*Task instructions*. Print the data that follows exactly.

▬▬▬▬▬▬

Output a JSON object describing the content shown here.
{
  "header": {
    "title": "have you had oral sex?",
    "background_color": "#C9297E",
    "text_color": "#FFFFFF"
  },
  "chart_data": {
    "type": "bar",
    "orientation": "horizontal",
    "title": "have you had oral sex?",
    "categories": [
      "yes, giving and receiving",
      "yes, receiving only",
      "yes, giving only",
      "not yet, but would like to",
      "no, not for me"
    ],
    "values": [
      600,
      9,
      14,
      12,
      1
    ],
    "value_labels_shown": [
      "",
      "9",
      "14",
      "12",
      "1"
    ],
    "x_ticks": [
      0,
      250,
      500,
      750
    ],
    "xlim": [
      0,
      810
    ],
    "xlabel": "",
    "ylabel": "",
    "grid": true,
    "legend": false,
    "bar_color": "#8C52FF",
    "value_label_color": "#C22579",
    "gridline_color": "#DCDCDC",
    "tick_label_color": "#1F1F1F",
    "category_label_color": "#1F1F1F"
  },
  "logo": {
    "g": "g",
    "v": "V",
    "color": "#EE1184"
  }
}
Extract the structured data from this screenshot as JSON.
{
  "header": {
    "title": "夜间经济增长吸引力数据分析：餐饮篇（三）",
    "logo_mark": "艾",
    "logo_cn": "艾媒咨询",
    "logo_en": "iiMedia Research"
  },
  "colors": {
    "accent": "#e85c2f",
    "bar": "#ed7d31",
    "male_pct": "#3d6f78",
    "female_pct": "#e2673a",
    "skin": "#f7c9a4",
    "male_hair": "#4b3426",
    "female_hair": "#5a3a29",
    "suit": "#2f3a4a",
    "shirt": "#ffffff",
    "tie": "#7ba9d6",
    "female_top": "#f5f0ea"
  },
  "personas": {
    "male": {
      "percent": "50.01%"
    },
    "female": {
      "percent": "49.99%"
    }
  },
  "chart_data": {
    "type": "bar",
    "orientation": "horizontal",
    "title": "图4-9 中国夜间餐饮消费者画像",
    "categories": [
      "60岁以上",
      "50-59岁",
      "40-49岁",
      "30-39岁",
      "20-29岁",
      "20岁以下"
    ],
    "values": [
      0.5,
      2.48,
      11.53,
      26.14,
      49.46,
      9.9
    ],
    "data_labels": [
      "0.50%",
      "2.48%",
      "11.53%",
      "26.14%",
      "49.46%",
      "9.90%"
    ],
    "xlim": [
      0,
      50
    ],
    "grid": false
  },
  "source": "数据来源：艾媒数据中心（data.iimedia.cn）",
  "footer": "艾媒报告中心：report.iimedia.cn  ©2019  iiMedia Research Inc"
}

▬▬▬▬▬▬

*Answer for this exercise*.
Output a JSON object describing the content shown here.
{
  "header": {
    "title": "have you had oral sex?",
    "background_color": "#C9297E",
    "text_color": "#FFFFFF"
  },
  "chart_data": {
    "type": "bar",
    "orientation": "horizontal",
    "title": "have you had oral sex?",
    "categories": [
      "yes, giving and receiving",
      "yes, receiving only",
      "yes, giving only",
      "not yet, but would like to",
      "no, not for me"
    ],
    "values": [
      600,
      9,
      14,
      12,
      1
    ],
    "value_labels_shown": [
      "",
      "9",
      "14",
      "12",
      "1"
    ],
    "x_ticks": [
      0,
      250,
      500,
      750
    ],
    "xlim": [
      0,
      810
    ],
    "xlabel": "",
    "ylabel": "",
    "grid": true,
    "legend": false,
    "bar_color": "#8C52FF",
    "value_label_color": "#C22579",
    "gridline_color": "#DCDCDC",
    "tick_label_color": "#1F1F1F",
    "category_label_color": "#1F1F1F"
  },
  "logo": {
    "g": "g",
    "v": "V",
    "color": "#EE1184"
  }
}
Extract the structured data from this screenshot as JSON.
{
  "header": {
    "title": "夜间经济增长吸引力数据分析：餐饮篇（三）",
    "logo_mark": "艾",
    "logo_cn": "艾媒咨询",
    "logo_en": "iiMedia Research"
  },
  "colors": {
    "accent": "#e85c2f",
    "bar": "#ed7d31",
    "male_pct": "#3d6f78",
    "female_pct": "#e2673a",
    "skin": "#f7c9a4",
    "male_hair": "#4b3426",
    "female_hair": "#5a3a29",
    "suit": "#2f3a4a",
    "shirt": "#ffffff",
    "tie": "#7ba9d6",
    "female_top": "#f5f0ea"
  },
  "personas": {
    "male": {
      "percent": "50.01%"
    },
    "female": {
      "percent": "49.99%"
    }
  },
  "chart_data": {
    "type": "bar",
    "orientation": "horizontal",
    "title": "图4-9 中国夜间餐饮消费者画像",
    "categories": [
      "60岁以上",
      "50-59岁",
      "40-49岁",
      "30-39岁",
      "20-29岁",
      "20岁以下"
    ],
    "values": [
      0.5,
      2.48,
      11.53,
      26.14,
      49.46,
      9.9
    ],
    "data_labels": [
      "0.50%",
      "2.48%",
      "11.53%",
      "26.14%",
      "49.46%",
      "9.90%"
    ],
    "xlim": [
      0,
      50
    ],
    "grid": false
  },
  "source": "数据来源：艾媒数据中心（data.iimedia.cn）",
  "footer": "艾媒报告中心：report.iimedia.cn  ©2019  iiMedia Research Inc"
}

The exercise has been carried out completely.